**Work to be completed:**
Omit every image, and transcribe the remaining entries exactly as given.

**Recorded information:**
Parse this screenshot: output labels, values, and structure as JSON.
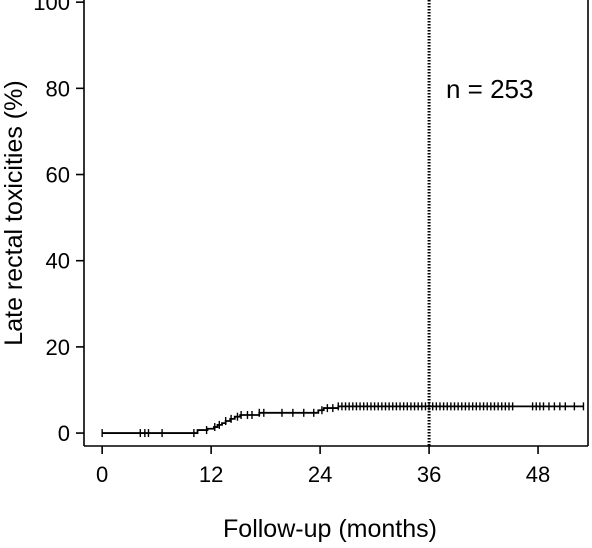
{
  "chart_data": {
    "type": "line",
    "xlabel": "Follow-up (months)",
    "ylabel": "Late rectal toxicities (%)",
    "xlim": [
      -2,
      53.5
    ],
    "ylim": [
      -3,
      100.5
    ],
    "x_ticks": [
      0,
      12,
      24,
      36,
      48
    ],
    "y_ticks": [
      0,
      20,
      40,
      60,
      80,
      100
    ],
    "annotation": "n = 253",
    "reference_line": {
      "x": 36,
      "style": "dotted"
    },
    "series": [
      {
        "step": [
          [
            0,
            0
          ],
          [
            10.5,
            0.7
          ],
          [
            11.6,
            1.0
          ],
          [
            12.3,
            1.4
          ],
          [
            12.7,
            1.9
          ],
          [
            13.2,
            2.3
          ],
          [
            13.6,
            2.8
          ],
          [
            14.1,
            3.3
          ],
          [
            14.6,
            3.8
          ],
          [
            15.2,
            4.2
          ],
          [
            17.3,
            4.7
          ],
          [
            23.8,
            5.3
          ],
          [
            24.4,
            5.8
          ],
          [
            26.0,
            6.2
          ]
        ],
        "end_x": 53.0,
        "censored_x": [
          0,
          4.2,
          4.7,
          5.1,
          6.6,
          10.1,
          11.5,
          12.4,
          12.9,
          13.6,
          14.2,
          14.9,
          15.3,
          16.0,
          16.5,
          17.3,
          17.8,
          19.8,
          21.0,
          22.2,
          23.3,
          24.2,
          24.8,
          25.4,
          26.0,
          26.4,
          26.8,
          27.2,
          27.6,
          28.0,
          28.4,
          28.8,
          29.2,
          29.6,
          30.0,
          30.4,
          30.8,
          31.2,
          31.6,
          32.0,
          32.4,
          32.8,
          33.2,
          33.6,
          34.0,
          34.4,
          34.8,
          35.2,
          35.6,
          36.0,
          36.4,
          36.8,
          37.2,
          37.6,
          38.0,
          38.4,
          38.8,
          39.2,
          39.6,
          40.0,
          40.4,
          40.8,
          41.2,
          41.6,
          42.0,
          42.4,
          42.8,
          43.2,
          43.6,
          44.0,
          44.4,
          44.8,
          45.2,
          47.4,
          47.8,
          48.2,
          48.6,
          49.2,
          49.8,
          50.4,
          51.0,
          52.0,
          53.0
        ]
      }
    ]
  }
}
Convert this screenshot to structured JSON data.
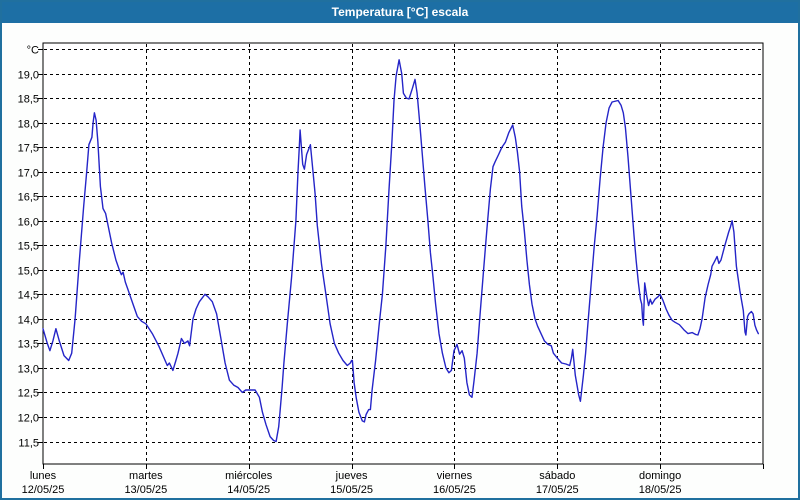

**Task response:**
Parse this screenshot: output labels, values, and structure as JSON.
{
  "chart_data": {
    "type": "line",
    "xlabel": "Follow-up (months)",
    "ylabel": "Late rectal toxicities (%)",
    "xlim": [
      -2,
      53.5
    ],
    "ylim": [
      -3,
      100.5
    ],
    "x_ticks": [
      0,
      12,
      24,
      36,
      48
    ],
    "y_ticks": [
      0,
      20,
      40,
      60,
      80,
      100
    ],
    "annotation": "n = 253",
    "reference_line": {
      "x": 36,
      "style": "dotted"
    },
    "series": [
      {
        "step": [
          [
            0,
            0
          ],
          [
            10.5,
            0.7
          ],
          [
            11.6,
            1.0
          ],
          [
            12.3,
            1.4
          ],
          [
            12.7,
            1.9
          ],
          [
            13.2,
            2.3
          ],
          [
            13.6,
            2.8
          ],
          [
            14.1,
            3.3
          ],
          [
            14.6,
            3.8
          ],
          [
            15.2,
            4.2
          ],
          [
            17.3,
            4.7
          ],
          [
            23.8,
            5.3
          ],
          [
            24.4,
            5.8
          ],
          [
            26.0,
            6.2
          ]
        ],
        "end_x": 53.0,
        "censored_x": [
          0,
          4.2,
          4.7,
          5.1,
          6.6,
          10.1,
          11.5,
          12.4,
          12.9,
          13.6,
          14.2,
          14.9,
          15.3,
          16.0,
          16.5,
          17.3,
          17.8,
          19.8,
          21.0,
          22.2,
          23.3,
          24.2,
          24.8,
          25.4,
          26.0,
          26.4,
          26.8,
          27.2,
          27.6,
          28.0,
          28.4,
          28.8,
          29.2,
          29.6,
          30.0,
          30.4,
          30.8,
          31.2,
          31.6,
          32.0,
          32.4,
          32.8,
          33.2,
          33.6,
          34.0,
          34.4,
          34.8,
          35.2,
          35.6,
          36.0,
          36.4,
          36.8,
          37.2,
          37.6,
          38.0,
          38.4,
          38.8,
          39.2,
          39.6,
          40.0,
          40.4,
          40.8,
          41.2,
          41.6,
          42.0,
          42.4,
          42.8,
          43.2,
          43.6,
          44.0,
          44.4,
          44.8,
          45.2,
          47.4,
          47.8,
          48.2,
          48.6,
          49.2,
          49.8,
          50.4,
          51.0,
          52.0,
          53.0
        ]
      }
    ]
  }
}
Convert this screenshot to structured JSON data.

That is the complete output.